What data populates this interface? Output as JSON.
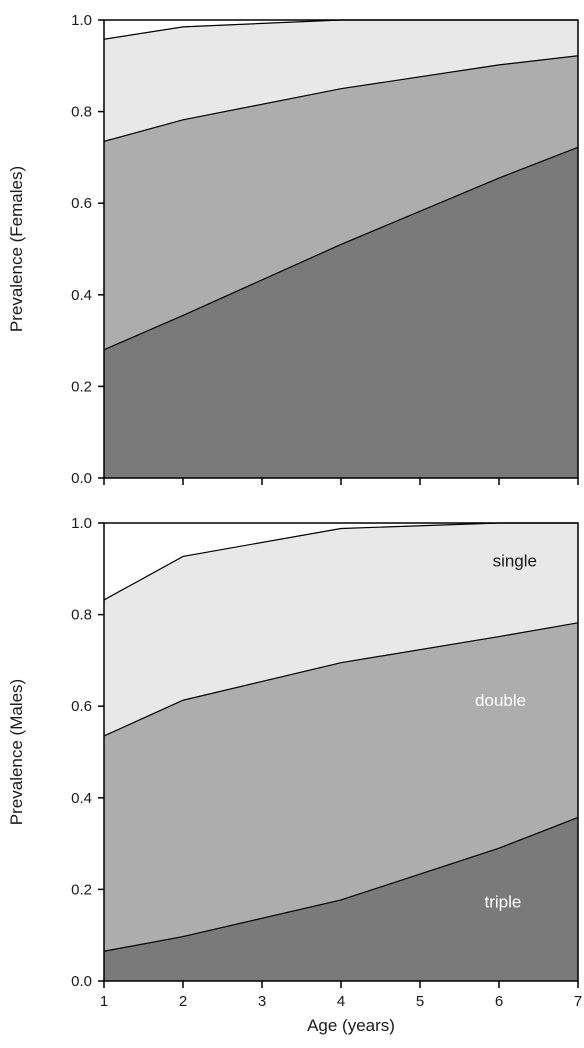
{
  "chart_data": [
    {
      "type": "area",
      "subtype": "stacked",
      "ylabel": "Prevalence (Females)",
      "xlabel": "",
      "x": [
        1,
        2,
        4,
        6,
        7
      ],
      "xticks": [
        1,
        2,
        3,
        4,
        5,
        6,
        7
      ],
      "show_xtick_labels": false,
      "yticks": [
        "0.0",
        "0.2",
        "0.4",
        "0.6",
        "0.8",
        "1.0"
      ],
      "xlim": [
        1,
        7
      ],
      "ylim": [
        0,
        1
      ],
      "grid": false,
      "series": [
        {
          "key": "triple",
          "cumulative": [
            0.28,
            0.355,
            0.51,
            0.655,
            0.722
          ],
          "color": "#7a7a7a"
        },
        {
          "key": "double",
          "cumulative": [
            0.735,
            0.782,
            0.85,
            0.902,
            0.922
          ],
          "color": "#adadad"
        },
        {
          "key": "single",
          "cumulative": [
            0.958,
            0.985,
            1.0,
            1.0,
            1.0
          ],
          "color": "#e8e8e8"
        }
      ],
      "labels": []
    },
    {
      "type": "area",
      "subtype": "stacked",
      "ylabel": "Prevalence (Males)",
      "xlabel": "Age (years)",
      "x": [
        1,
        2,
        4,
        6,
        7
      ],
      "xticks": [
        1,
        2,
        3,
        4,
        5,
        6,
        7
      ],
      "show_xtick_labels": true,
      "yticks": [
        "0.0",
        "0.2",
        "0.4",
        "0.6",
        "0.8",
        "1.0"
      ],
      "xlim": [
        1,
        7
      ],
      "ylim": [
        0,
        1
      ],
      "grid": false,
      "series": [
        {
          "key": "triple",
          "cumulative": [
            0.065,
            0.097,
            0.177,
            0.29,
            0.357
          ],
          "color": "#7a7a7a"
        },
        {
          "key": "double",
          "cumulative": [
            0.535,
            0.613,
            0.695,
            0.752,
            0.782
          ],
          "color": "#adadad"
        },
        {
          "key": "single",
          "cumulative": [
            0.832,
            0.927,
            0.988,
            1.0,
            1.0
          ],
          "color": "#e8e8e8"
        }
      ],
      "labels": [
        {
          "text": "single",
          "x": 6.2,
          "y": 0.905,
          "color": "#1a1a1a"
        },
        {
          "text": "double",
          "x": 6.02,
          "y": 0.6,
          "color": "#ffffff"
        },
        {
          "text": "triple",
          "x": 6.05,
          "y": 0.16,
          "color": "#ffffff"
        }
      ]
    }
  ]
}
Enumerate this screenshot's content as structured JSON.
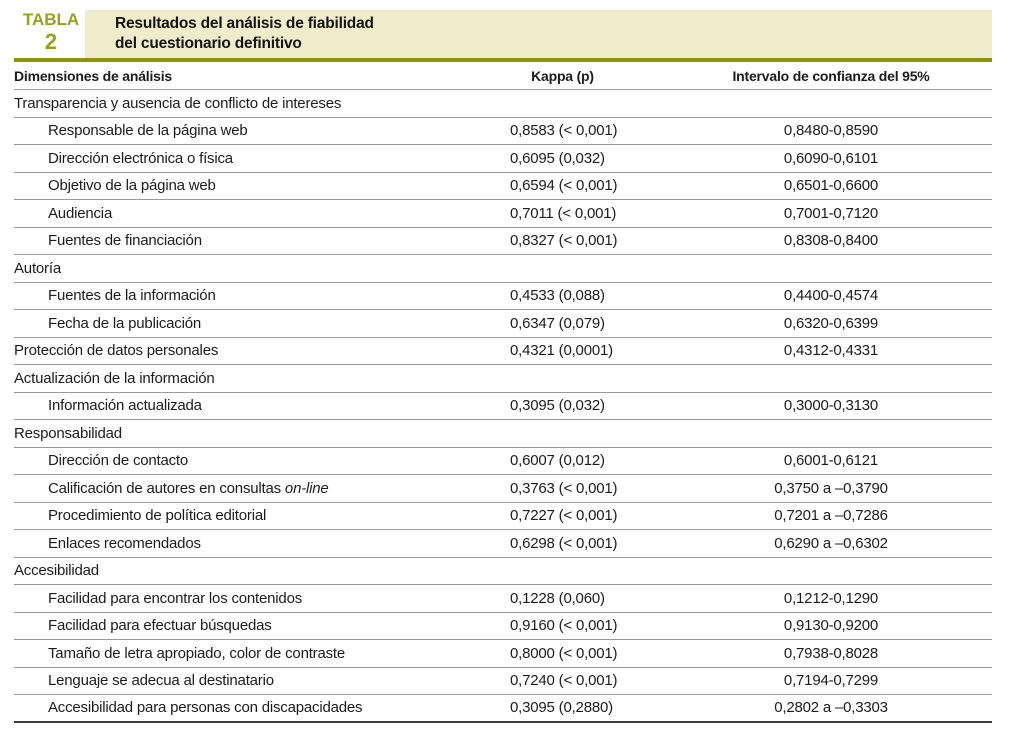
{
  "header": {
    "table_word": "TABLA",
    "table_number": "2",
    "title_line1": "Resultados del análisis de fiabilidad",
    "title_line2": "del cuestionario definitivo"
  },
  "colors": {
    "accent_olive": "#8f9606",
    "accent_olive_text": "#9aa01c",
    "banner_bg": "#eeeccb",
    "text": "#1c1c1c",
    "row_line": "#9b9b9b",
    "bottom_line": "#3a3a3a"
  },
  "chart_data": {
    "type": "table",
    "title": "Resultados del análisis de fiabilidad del cuestionario definitivo",
    "columns": [
      "Dimensiones de análisis",
      "Kappa (p)",
      "Intervalo de confianza del 95%"
    ],
    "rows": [
      {
        "label": "Transparencia y ausencia de conflicto de intereses",
        "indent": false,
        "kappa": "",
        "ci": ""
      },
      {
        "label": "Responsable de la página web",
        "indent": true,
        "kappa": "0,8583 (< 0,001)",
        "ci": "0,8480-0,8590"
      },
      {
        "label": "Dirección electrónica o física",
        "indent": true,
        "kappa": "0,6095 (0,032)",
        "ci": "0,6090-0,6101"
      },
      {
        "label": "Objetivo de la página web",
        "indent": true,
        "kappa": "0,6594 (< 0,001)",
        "ci": "0,6501-0,6600"
      },
      {
        "label": "Audiencia",
        "indent": true,
        "kappa": "0,7011 (< 0,001)",
        "ci": "0,7001-0,7120"
      },
      {
        "label": "Fuentes de financiación",
        "indent": true,
        "kappa": "0,8327 (< 0,001)",
        "ci": "0,8308-0,8400"
      },
      {
        "label": "Autoría",
        "indent": false,
        "kappa": "",
        "ci": ""
      },
      {
        "label": "Fuentes de la información",
        "indent": true,
        "kappa": "0,4533 (0,088)",
        "ci": "0,4400-0,4574"
      },
      {
        "label": "Fecha de la publicación",
        "indent": true,
        "kappa": "0,6347 (0,079)",
        "ci": "0,6320-0,6399"
      },
      {
        "label": "Protección de datos personales",
        "indent": false,
        "kappa": "0,4321 (0,0001)",
        "ci": "0,4312-0,4331"
      },
      {
        "label": "Actualización de la información",
        "indent": false,
        "kappa": "",
        "ci": ""
      },
      {
        "label": "Información actualizada",
        "indent": true,
        "kappa": "0,3095 (0,032)",
        "ci": "0,3000-0,3130"
      },
      {
        "label": "Responsabilidad",
        "indent": false,
        "kappa": "",
        "ci": ""
      },
      {
        "label": "Dirección de contacto",
        "indent": true,
        "kappa": "0,6007 (0,012)",
        "ci": "0,6001-0,6121"
      },
      {
        "label": "Calificación de autores en consultas ",
        "italic": "on-line",
        "indent": true,
        "kappa": "0,3763 (< 0,001)",
        "ci": "0,3750 a –0,3790"
      },
      {
        "label": "Procedimiento de política editorial",
        "indent": true,
        "kappa": "0,7227 (< 0,001)",
        "ci": "0,7201 a –0,7286"
      },
      {
        "label": "Enlaces recomendados",
        "indent": true,
        "kappa": "0,6298 (< 0,001)",
        "ci": "0,6290 a –0,6302"
      },
      {
        "label": "Accesibilidad",
        "indent": false,
        "kappa": "",
        "ci": ""
      },
      {
        "label": "Facilidad para encontrar los contenidos",
        "indent": true,
        "kappa": "0,1228 (0,060)",
        "ci": "0,1212-0,1290"
      },
      {
        "label": "Facilidad para efectuar búsquedas",
        "indent": true,
        "kappa": "0,9160 (< 0,001)",
        "ci": "0,9130-0,9200"
      },
      {
        "label": "Tamaño de letra apropiado, color de contraste",
        "indent": true,
        "kappa": "0,8000 (< 0,001)",
        "ci": "0,7938-0,8028"
      },
      {
        "label": "Lenguaje se adecua al destinatario",
        "indent": true,
        "kappa": "0,7240 (< 0,001)",
        "ci": "0,7194-0,7299"
      },
      {
        "label": "Accesibilidad para personas con discapacidades",
        "indent": true,
        "kappa": "0,3095 (0,2880)",
        "ci": "0,2802 a –0,3303"
      }
    ]
  }
}
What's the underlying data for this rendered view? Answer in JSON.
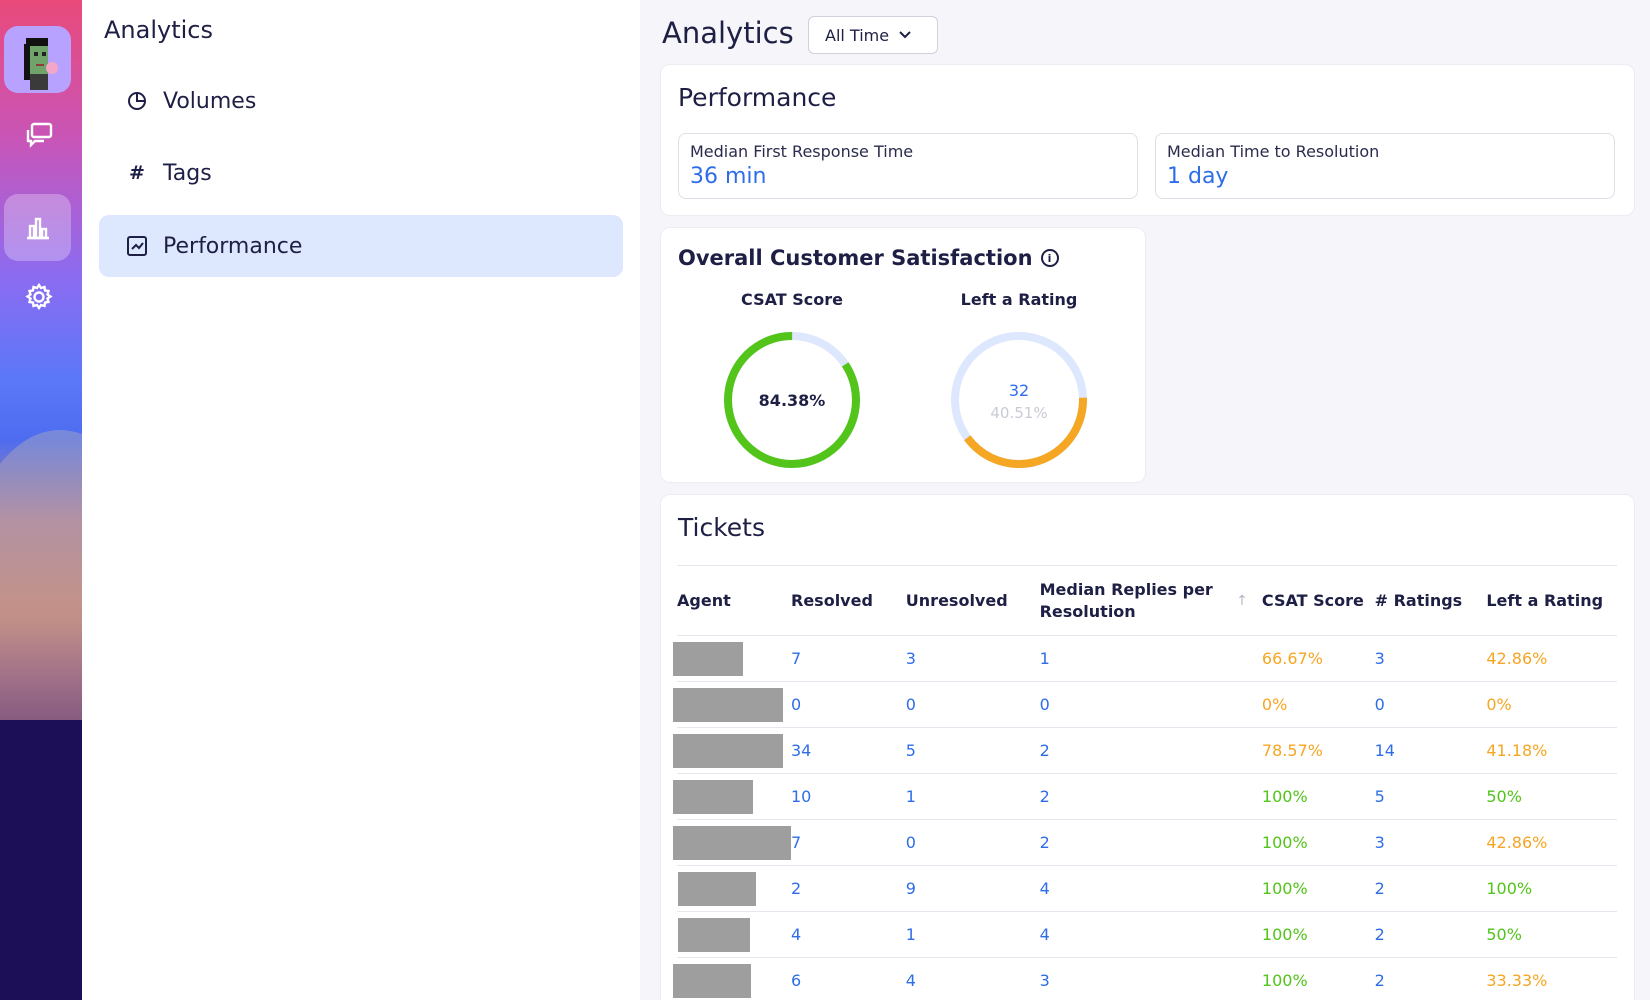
{
  "rail": {
    "items": [
      {
        "name": "avatar"
      },
      {
        "name": "conversations-icon"
      },
      {
        "name": "analytics-icon",
        "active": true
      },
      {
        "name": "settings-icon"
      }
    ]
  },
  "sidebar": {
    "title": "Analytics",
    "items": [
      {
        "label": "Volumes",
        "icon": "pie-chart-icon"
      },
      {
        "label": "Tags",
        "icon": "hash-icon"
      },
      {
        "label": "Performance",
        "icon": "line-chart-icon",
        "active": true
      }
    ]
  },
  "header": {
    "title": "Analytics",
    "range": "All Time"
  },
  "performance": {
    "title": "Performance",
    "metrics": [
      {
        "label": "Median First Response Time",
        "value": "36 min"
      },
      {
        "label": "Median Time to Resolution",
        "value": "1 day"
      }
    ]
  },
  "satisfaction": {
    "title": "Overall Customer Satisfaction",
    "csat": {
      "label": "CSAT Score",
      "value": "84.38%",
      "fraction": 0.8438
    },
    "left_rating": {
      "label": "Left a Rating",
      "count": "32",
      "percent": "40.51%",
      "fraction": 0.4051
    }
  },
  "tickets": {
    "title": "Tickets",
    "columns": [
      "Agent",
      "Resolved",
      "Unresolved",
      "Median Replies per Resolution",
      "CSAT Score",
      "# Ratings",
      "Left a Rating"
    ],
    "rows": [
      {
        "resolved": "7",
        "unresolved": "3",
        "replies": "1",
        "csat": "66.67%",
        "ratings": "3",
        "left": "42.86%"
      },
      {
        "resolved": "0",
        "unresolved": "0",
        "replies": "0",
        "csat": "0%",
        "ratings": "0",
        "left": "0%"
      },
      {
        "resolved": "34",
        "unresolved": "5",
        "replies": "2",
        "csat": "78.57%",
        "ratings": "14",
        "left": "41.18%"
      },
      {
        "resolved": "10",
        "unresolved": "1",
        "replies": "2",
        "csat": "100%",
        "ratings": "5",
        "left": "50%"
      },
      {
        "resolved": "7",
        "unresolved": "0",
        "replies": "2",
        "csat": "100%",
        "ratings": "3",
        "left": "42.86%"
      },
      {
        "resolved": "2",
        "unresolved": "9",
        "replies": "4",
        "csat": "100%",
        "ratings": "2",
        "left": "100%"
      },
      {
        "resolved": "4",
        "unresolved": "1",
        "replies": "4",
        "csat": "100%",
        "ratings": "2",
        "left": "50%"
      },
      {
        "resolved": "6",
        "unresolved": "4",
        "replies": "3",
        "csat": "100%",
        "ratings": "2",
        "left": "33.33%"
      }
    ]
  },
  "colors": {
    "accent_blue": "#2e6de8",
    "green": "#52c41a",
    "orange": "#f5a623",
    "ring_track": "#dde7fd"
  }
}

WRITTEN REQUEST
Pull every line containing the word "Resolution" out of the material and copy it.

THE REPLY
        "label": "Median Time to Resolution",
      "Median Replies per Resolution",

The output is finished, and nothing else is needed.